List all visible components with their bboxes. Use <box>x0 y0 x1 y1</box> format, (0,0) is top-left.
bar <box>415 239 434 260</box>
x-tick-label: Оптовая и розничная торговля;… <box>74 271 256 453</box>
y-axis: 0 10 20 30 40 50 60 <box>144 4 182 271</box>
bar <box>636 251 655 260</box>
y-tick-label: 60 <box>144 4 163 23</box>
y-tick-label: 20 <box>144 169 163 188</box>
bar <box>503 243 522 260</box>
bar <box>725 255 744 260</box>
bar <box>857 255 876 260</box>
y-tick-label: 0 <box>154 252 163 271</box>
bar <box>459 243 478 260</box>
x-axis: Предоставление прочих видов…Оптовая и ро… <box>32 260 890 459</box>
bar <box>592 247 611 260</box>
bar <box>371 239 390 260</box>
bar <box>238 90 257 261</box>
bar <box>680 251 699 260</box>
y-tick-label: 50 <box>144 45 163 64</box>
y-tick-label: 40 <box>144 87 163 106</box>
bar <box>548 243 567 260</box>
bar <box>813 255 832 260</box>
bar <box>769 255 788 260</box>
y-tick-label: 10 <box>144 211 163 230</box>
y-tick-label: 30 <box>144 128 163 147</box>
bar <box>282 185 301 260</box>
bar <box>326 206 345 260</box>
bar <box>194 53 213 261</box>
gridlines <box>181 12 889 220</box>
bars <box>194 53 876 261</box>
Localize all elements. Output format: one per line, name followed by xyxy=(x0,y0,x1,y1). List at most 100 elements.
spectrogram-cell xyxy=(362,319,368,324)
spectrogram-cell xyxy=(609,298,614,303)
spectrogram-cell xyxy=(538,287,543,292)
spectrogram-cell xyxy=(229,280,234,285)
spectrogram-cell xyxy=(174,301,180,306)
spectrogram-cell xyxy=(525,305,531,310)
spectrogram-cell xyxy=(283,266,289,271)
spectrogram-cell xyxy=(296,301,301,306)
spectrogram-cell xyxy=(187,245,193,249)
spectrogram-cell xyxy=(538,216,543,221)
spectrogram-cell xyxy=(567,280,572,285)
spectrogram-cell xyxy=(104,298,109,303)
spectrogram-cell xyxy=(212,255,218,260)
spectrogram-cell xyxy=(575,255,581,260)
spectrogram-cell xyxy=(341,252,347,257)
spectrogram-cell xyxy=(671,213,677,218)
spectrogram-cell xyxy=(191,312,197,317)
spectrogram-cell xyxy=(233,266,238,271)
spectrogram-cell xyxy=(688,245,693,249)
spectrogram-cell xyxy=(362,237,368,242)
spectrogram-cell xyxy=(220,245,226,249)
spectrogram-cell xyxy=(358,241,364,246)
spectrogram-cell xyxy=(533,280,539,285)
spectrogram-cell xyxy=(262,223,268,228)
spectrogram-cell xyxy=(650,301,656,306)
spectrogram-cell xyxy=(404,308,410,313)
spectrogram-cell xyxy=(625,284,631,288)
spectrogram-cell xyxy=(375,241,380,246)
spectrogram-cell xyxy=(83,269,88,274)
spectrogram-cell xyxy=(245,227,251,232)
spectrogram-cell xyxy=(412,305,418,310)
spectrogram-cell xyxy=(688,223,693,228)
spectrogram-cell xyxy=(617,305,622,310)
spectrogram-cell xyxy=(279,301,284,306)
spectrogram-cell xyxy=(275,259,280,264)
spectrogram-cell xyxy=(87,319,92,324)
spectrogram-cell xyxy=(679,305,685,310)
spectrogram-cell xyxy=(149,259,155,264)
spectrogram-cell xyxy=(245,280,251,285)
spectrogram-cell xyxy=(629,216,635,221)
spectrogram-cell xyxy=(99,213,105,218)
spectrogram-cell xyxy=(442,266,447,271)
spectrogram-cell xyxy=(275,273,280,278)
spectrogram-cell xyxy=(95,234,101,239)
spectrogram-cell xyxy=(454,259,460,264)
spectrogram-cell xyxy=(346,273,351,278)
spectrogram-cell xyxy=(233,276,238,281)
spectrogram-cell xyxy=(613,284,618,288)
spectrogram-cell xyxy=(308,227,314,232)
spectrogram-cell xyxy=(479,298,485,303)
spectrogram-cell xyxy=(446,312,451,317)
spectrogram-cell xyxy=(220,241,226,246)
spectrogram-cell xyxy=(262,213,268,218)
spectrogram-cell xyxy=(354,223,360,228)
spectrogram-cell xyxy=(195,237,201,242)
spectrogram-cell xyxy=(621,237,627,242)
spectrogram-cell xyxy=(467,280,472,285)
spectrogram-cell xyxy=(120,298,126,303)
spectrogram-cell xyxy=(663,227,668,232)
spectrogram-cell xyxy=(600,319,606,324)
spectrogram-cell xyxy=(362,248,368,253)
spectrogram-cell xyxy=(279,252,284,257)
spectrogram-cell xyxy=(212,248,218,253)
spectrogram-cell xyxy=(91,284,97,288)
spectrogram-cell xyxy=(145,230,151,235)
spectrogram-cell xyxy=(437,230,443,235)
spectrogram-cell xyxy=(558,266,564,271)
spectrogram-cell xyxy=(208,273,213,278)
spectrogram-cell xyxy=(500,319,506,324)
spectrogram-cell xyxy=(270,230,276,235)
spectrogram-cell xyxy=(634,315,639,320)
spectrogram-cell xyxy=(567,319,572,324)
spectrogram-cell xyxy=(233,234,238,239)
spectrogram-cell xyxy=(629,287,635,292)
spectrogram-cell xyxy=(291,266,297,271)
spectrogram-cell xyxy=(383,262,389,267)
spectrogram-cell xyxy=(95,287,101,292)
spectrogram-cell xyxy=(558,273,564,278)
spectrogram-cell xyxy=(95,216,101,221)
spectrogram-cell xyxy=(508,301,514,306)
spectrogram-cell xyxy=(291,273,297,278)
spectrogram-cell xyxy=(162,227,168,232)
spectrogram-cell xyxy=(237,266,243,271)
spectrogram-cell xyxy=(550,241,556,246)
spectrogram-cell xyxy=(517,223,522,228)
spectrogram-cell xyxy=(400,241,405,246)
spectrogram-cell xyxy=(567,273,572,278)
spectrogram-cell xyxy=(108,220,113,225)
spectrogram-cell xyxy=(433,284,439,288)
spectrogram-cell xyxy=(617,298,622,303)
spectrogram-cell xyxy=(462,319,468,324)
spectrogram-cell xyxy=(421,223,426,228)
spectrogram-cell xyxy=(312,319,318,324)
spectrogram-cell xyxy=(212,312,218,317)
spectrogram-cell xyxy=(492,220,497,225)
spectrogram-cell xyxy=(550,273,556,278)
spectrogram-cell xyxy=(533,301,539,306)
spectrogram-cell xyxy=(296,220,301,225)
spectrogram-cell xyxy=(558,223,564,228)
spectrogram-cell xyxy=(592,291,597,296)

= = = =

Task requirements ▸ Reproduce all of the lines above character for character, adding nothing and leaving nothing out.

Task result ▸
List all visible components with their bboxes. Use <box>x0 y0 x1 y1</box> format, (0,0) is top-left.
bar <box>415 239 434 260</box>
x-tick-label: Оптовая и розничная торговля;… <box>74 271 256 453</box>
y-axis: 0 10 20 30 40 50 60 <box>144 4 182 271</box>
bar <box>636 251 655 260</box>
y-tick-label: 60 <box>144 4 163 23</box>
y-tick-label: 20 <box>144 169 163 188</box>
bar <box>503 243 522 260</box>
bar <box>725 255 744 260</box>
bar <box>857 255 876 260</box>
y-tick-label: 0 <box>154 252 163 271</box>
bar <box>459 243 478 260</box>
x-axis: Предоставление прочих видов…Оптовая и ро… <box>32 260 890 459</box>
bar <box>592 247 611 260</box>
bar <box>371 239 390 260</box>
bar <box>238 90 257 261</box>
bar <box>680 251 699 260</box>
y-tick-label: 50 <box>144 45 163 64</box>
y-tick-label: 40 <box>144 87 163 106</box>
bar <box>548 243 567 260</box>
bar <box>813 255 832 260</box>
bar <box>769 255 788 260</box>
y-tick-label: 10 <box>144 211 163 230</box>
y-tick-label: 30 <box>144 128 163 147</box>
bar <box>282 185 301 260</box>
bar <box>326 206 345 260</box>
bar <box>194 53 213 261</box>
gridlines <box>181 12 889 220</box>
bars <box>194 53 876 261</box>
Localize all elements. Output format: one per line, name followed by xyxy=(x0,y0,x1,y1). List at most 100 elements.
spectrogram-cell xyxy=(362,319,368,324)
spectrogram-cell xyxy=(609,298,614,303)
spectrogram-cell xyxy=(538,287,543,292)
spectrogram-cell xyxy=(229,280,234,285)
spectrogram-cell xyxy=(174,301,180,306)
spectrogram-cell xyxy=(525,305,531,310)
spectrogram-cell xyxy=(283,266,289,271)
spectrogram-cell xyxy=(296,301,301,306)
spectrogram-cell xyxy=(187,245,193,249)
spectrogram-cell xyxy=(538,216,543,221)
spectrogram-cell xyxy=(567,280,572,285)
spectrogram-cell xyxy=(104,298,109,303)
spectrogram-cell xyxy=(212,255,218,260)
spectrogram-cell xyxy=(575,255,581,260)
spectrogram-cell xyxy=(341,252,347,257)
spectrogram-cell xyxy=(671,213,677,218)
spectrogram-cell xyxy=(191,312,197,317)
spectrogram-cell xyxy=(233,266,238,271)
spectrogram-cell xyxy=(688,245,693,249)
spectrogram-cell xyxy=(362,237,368,242)
spectrogram-cell xyxy=(220,245,226,249)
spectrogram-cell xyxy=(358,241,364,246)
spectrogram-cell xyxy=(533,280,539,285)
spectrogram-cell xyxy=(262,223,268,228)
spectrogram-cell xyxy=(650,301,656,306)
spectrogram-cell xyxy=(404,308,410,313)
spectrogram-cell xyxy=(625,284,631,288)
spectrogram-cell xyxy=(375,241,380,246)
spectrogram-cell xyxy=(83,269,88,274)
spectrogram-cell xyxy=(245,227,251,232)
spectrogram-cell xyxy=(412,305,418,310)
spectrogram-cell xyxy=(688,223,693,228)
spectrogram-cell xyxy=(617,305,622,310)
spectrogram-cell xyxy=(279,301,284,306)
spectrogram-cell xyxy=(275,259,280,264)
spectrogram-cell xyxy=(87,319,92,324)
spectrogram-cell xyxy=(679,305,685,310)
spectrogram-cell xyxy=(149,259,155,264)
spectrogram-cell xyxy=(245,280,251,285)
spectrogram-cell xyxy=(629,216,635,221)
spectrogram-cell xyxy=(99,213,105,218)
spectrogram-cell xyxy=(442,266,447,271)
spectrogram-cell xyxy=(275,273,280,278)
spectrogram-cell xyxy=(95,234,101,239)
spectrogram-cell xyxy=(454,259,460,264)
spectrogram-cell xyxy=(346,273,351,278)
spectrogram-cell xyxy=(233,276,238,281)
spectrogram-cell xyxy=(613,284,618,288)
spectrogram-cell xyxy=(308,227,314,232)
spectrogram-cell xyxy=(479,298,485,303)
spectrogram-cell xyxy=(446,312,451,317)
spectrogram-cell xyxy=(220,241,226,246)
spectrogram-cell xyxy=(262,213,268,218)
spectrogram-cell xyxy=(354,223,360,228)
spectrogram-cell xyxy=(195,237,201,242)
spectrogram-cell xyxy=(621,237,627,242)
spectrogram-cell xyxy=(467,280,472,285)
spectrogram-cell xyxy=(120,298,126,303)
spectrogram-cell xyxy=(663,227,668,232)
spectrogram-cell xyxy=(600,319,606,324)
spectrogram-cell xyxy=(362,248,368,253)
spectrogram-cell xyxy=(279,252,284,257)
spectrogram-cell xyxy=(212,248,218,253)
spectrogram-cell xyxy=(91,284,97,288)
spectrogram-cell xyxy=(145,230,151,235)
spectrogram-cell xyxy=(437,230,443,235)
spectrogram-cell xyxy=(558,266,564,271)
spectrogram-cell xyxy=(208,273,213,278)
spectrogram-cell xyxy=(500,319,506,324)
spectrogram-cell xyxy=(270,230,276,235)
spectrogram-cell xyxy=(634,315,639,320)
spectrogram-cell xyxy=(567,319,572,324)
spectrogram-cell xyxy=(233,234,238,239)
spectrogram-cell xyxy=(629,287,635,292)
spectrogram-cell xyxy=(291,266,297,271)
spectrogram-cell xyxy=(383,262,389,267)
spectrogram-cell xyxy=(95,287,101,292)
spectrogram-cell xyxy=(558,273,564,278)
spectrogram-cell xyxy=(95,216,101,221)
spectrogram-cell xyxy=(508,301,514,306)
spectrogram-cell xyxy=(291,273,297,278)
spectrogram-cell xyxy=(162,227,168,232)
spectrogram-cell xyxy=(237,266,243,271)
spectrogram-cell xyxy=(550,241,556,246)
spectrogram-cell xyxy=(517,223,522,228)
spectrogram-cell xyxy=(400,241,405,246)
spectrogram-cell xyxy=(567,273,572,278)
spectrogram-cell xyxy=(108,220,113,225)
spectrogram-cell xyxy=(433,284,439,288)
spectrogram-cell xyxy=(617,298,622,303)
spectrogram-cell xyxy=(462,319,468,324)
spectrogram-cell xyxy=(421,223,426,228)
spectrogram-cell xyxy=(312,319,318,324)
spectrogram-cell xyxy=(212,312,218,317)
spectrogram-cell xyxy=(492,220,497,225)
spectrogram-cell xyxy=(550,273,556,278)
spectrogram-cell xyxy=(533,301,539,306)
spectrogram-cell xyxy=(296,220,301,225)
spectrogram-cell xyxy=(558,223,564,228)
spectrogram-cell xyxy=(592,291,597,296)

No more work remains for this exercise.